---------- Entries provided ----------

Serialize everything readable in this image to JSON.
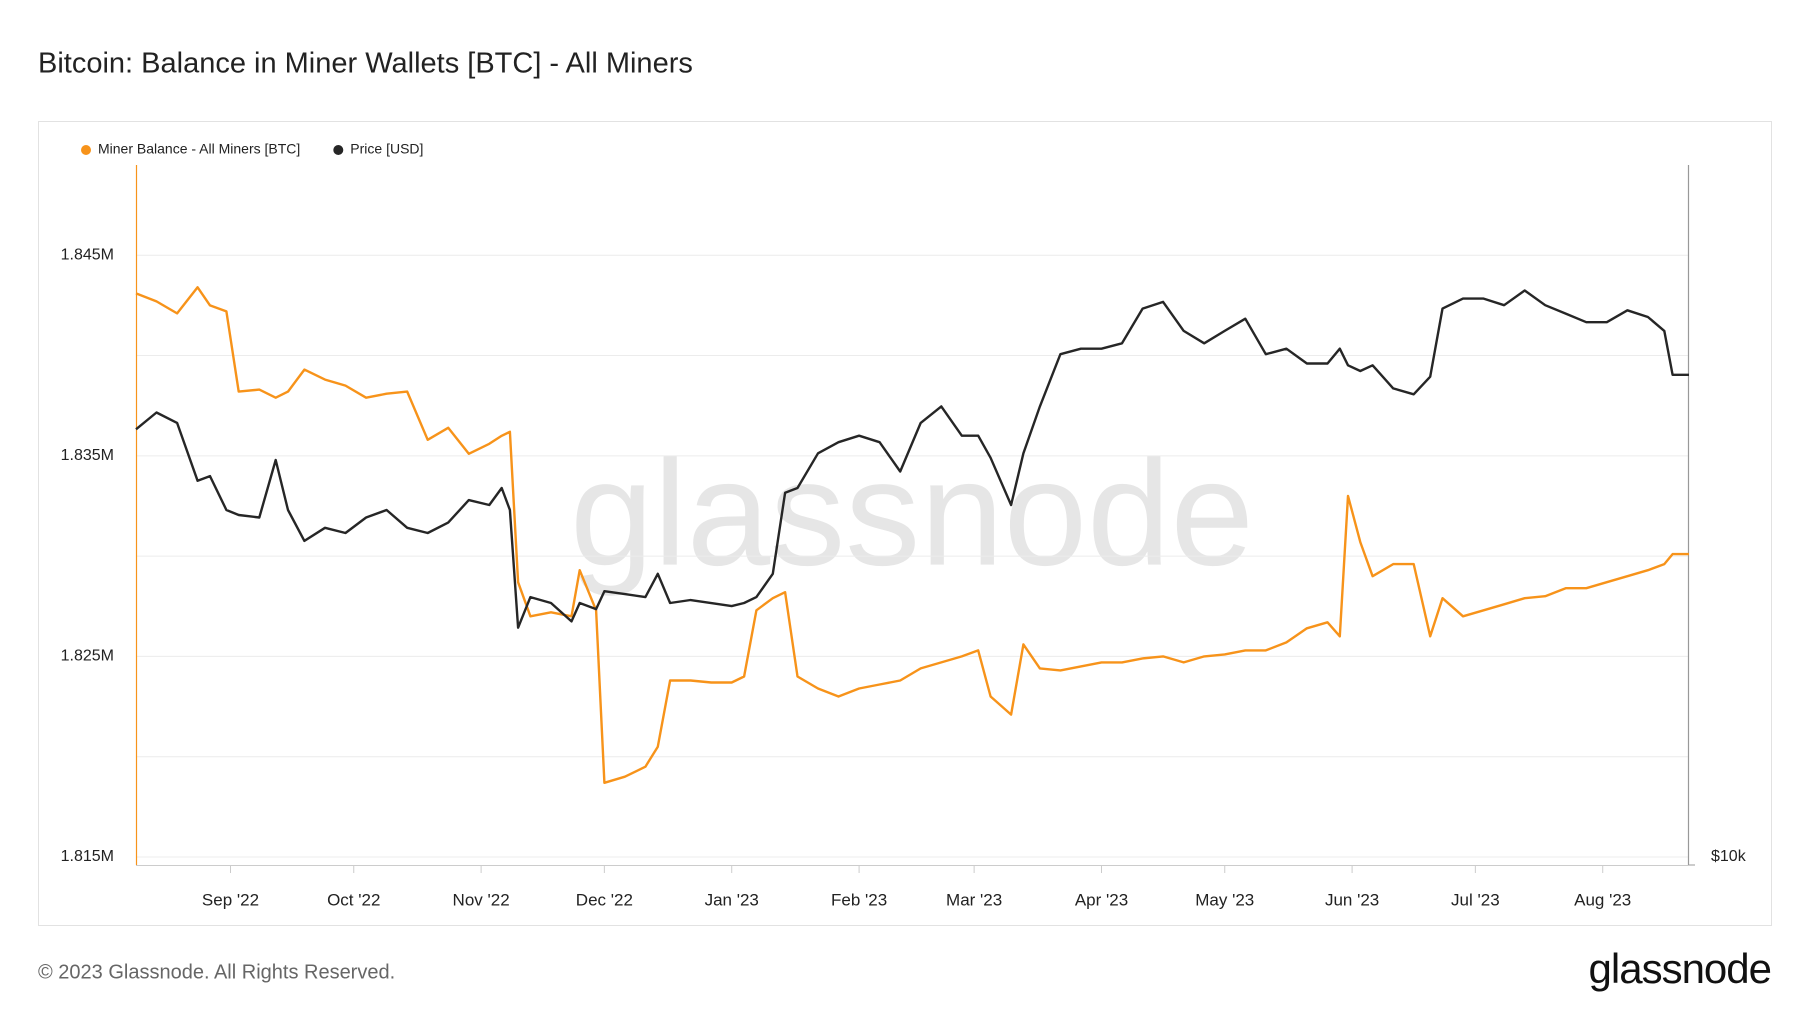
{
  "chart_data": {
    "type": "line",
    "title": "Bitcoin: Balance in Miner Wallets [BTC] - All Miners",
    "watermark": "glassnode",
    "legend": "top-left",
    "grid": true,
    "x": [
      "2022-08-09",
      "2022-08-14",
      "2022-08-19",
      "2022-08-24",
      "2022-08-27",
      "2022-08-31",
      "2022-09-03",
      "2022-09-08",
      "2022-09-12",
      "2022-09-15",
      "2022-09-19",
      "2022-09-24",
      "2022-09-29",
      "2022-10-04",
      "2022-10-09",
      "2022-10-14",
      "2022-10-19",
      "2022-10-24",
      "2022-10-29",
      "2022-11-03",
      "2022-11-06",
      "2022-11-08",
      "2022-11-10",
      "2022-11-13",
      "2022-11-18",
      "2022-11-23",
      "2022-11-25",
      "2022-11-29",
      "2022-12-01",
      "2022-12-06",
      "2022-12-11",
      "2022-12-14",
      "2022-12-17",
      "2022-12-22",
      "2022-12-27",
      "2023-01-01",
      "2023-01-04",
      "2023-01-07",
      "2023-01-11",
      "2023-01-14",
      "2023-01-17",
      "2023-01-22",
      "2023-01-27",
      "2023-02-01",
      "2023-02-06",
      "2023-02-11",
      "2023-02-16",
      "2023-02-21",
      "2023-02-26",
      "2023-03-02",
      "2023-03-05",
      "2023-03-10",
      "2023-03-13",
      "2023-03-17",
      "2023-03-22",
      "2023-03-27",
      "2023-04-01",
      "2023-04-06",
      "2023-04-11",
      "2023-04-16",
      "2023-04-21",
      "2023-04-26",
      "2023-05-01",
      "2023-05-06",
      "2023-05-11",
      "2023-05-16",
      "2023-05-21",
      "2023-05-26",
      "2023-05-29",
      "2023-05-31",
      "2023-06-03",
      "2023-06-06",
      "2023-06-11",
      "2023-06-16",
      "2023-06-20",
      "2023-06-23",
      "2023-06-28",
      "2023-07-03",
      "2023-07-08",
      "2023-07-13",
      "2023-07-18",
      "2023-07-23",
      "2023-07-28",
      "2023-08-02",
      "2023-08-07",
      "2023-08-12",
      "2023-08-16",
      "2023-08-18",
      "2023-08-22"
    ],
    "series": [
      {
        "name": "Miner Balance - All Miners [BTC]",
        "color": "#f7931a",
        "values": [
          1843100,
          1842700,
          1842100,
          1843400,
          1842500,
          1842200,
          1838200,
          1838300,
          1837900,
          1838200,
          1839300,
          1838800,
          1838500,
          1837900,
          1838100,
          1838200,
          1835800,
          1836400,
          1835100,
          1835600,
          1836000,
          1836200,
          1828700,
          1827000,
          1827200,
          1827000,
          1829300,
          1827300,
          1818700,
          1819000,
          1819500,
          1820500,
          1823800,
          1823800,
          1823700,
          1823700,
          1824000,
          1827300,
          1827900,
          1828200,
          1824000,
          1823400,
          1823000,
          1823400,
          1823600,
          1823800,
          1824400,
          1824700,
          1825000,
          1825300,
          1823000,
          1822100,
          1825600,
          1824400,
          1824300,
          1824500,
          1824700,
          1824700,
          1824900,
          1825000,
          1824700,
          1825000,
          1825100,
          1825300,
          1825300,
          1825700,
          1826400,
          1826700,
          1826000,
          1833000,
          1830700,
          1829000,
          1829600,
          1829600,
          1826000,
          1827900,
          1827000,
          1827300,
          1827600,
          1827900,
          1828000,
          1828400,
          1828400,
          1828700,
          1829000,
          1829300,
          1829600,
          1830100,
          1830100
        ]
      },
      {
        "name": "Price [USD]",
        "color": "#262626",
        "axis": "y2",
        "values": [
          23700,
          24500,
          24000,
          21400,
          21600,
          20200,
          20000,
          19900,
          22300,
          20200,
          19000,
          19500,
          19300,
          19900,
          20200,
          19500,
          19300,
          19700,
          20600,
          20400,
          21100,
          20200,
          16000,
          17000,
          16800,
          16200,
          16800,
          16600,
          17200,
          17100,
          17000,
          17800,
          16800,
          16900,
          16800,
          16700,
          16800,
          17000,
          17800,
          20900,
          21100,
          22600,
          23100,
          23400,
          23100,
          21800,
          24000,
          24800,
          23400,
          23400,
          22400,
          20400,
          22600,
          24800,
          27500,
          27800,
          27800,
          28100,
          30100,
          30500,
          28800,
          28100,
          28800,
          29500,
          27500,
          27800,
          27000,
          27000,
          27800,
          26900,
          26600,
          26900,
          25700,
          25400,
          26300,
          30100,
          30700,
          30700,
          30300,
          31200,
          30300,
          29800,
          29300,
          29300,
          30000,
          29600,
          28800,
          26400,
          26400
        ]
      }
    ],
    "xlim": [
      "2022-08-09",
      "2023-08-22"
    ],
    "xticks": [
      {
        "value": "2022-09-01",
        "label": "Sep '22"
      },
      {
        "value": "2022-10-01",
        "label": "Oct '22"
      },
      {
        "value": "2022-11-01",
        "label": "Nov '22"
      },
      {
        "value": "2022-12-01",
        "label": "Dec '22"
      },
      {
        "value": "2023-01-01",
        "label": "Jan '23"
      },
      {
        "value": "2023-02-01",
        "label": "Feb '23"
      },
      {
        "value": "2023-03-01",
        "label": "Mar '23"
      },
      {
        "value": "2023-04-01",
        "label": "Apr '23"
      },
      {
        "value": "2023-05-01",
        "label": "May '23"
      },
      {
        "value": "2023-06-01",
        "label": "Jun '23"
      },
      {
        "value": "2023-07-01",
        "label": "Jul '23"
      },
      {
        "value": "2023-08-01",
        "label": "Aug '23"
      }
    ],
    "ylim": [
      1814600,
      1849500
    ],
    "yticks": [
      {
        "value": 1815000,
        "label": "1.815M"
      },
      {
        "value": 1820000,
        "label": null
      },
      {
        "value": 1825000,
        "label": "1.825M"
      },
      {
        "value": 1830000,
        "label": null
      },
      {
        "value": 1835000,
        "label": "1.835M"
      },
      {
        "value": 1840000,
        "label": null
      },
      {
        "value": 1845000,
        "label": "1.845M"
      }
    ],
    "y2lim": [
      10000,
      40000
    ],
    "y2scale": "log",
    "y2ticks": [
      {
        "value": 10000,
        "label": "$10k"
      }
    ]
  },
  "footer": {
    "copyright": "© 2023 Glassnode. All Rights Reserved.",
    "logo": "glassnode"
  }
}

----------

Every line of the listing that holds "Balance" should be found and copied.

■ **Result of this task**
    "title": "Bitcoin: Balance in Miner Wallets [BTC] - All Miners",
        "name": "Miner Balance - All Miners [BTC]",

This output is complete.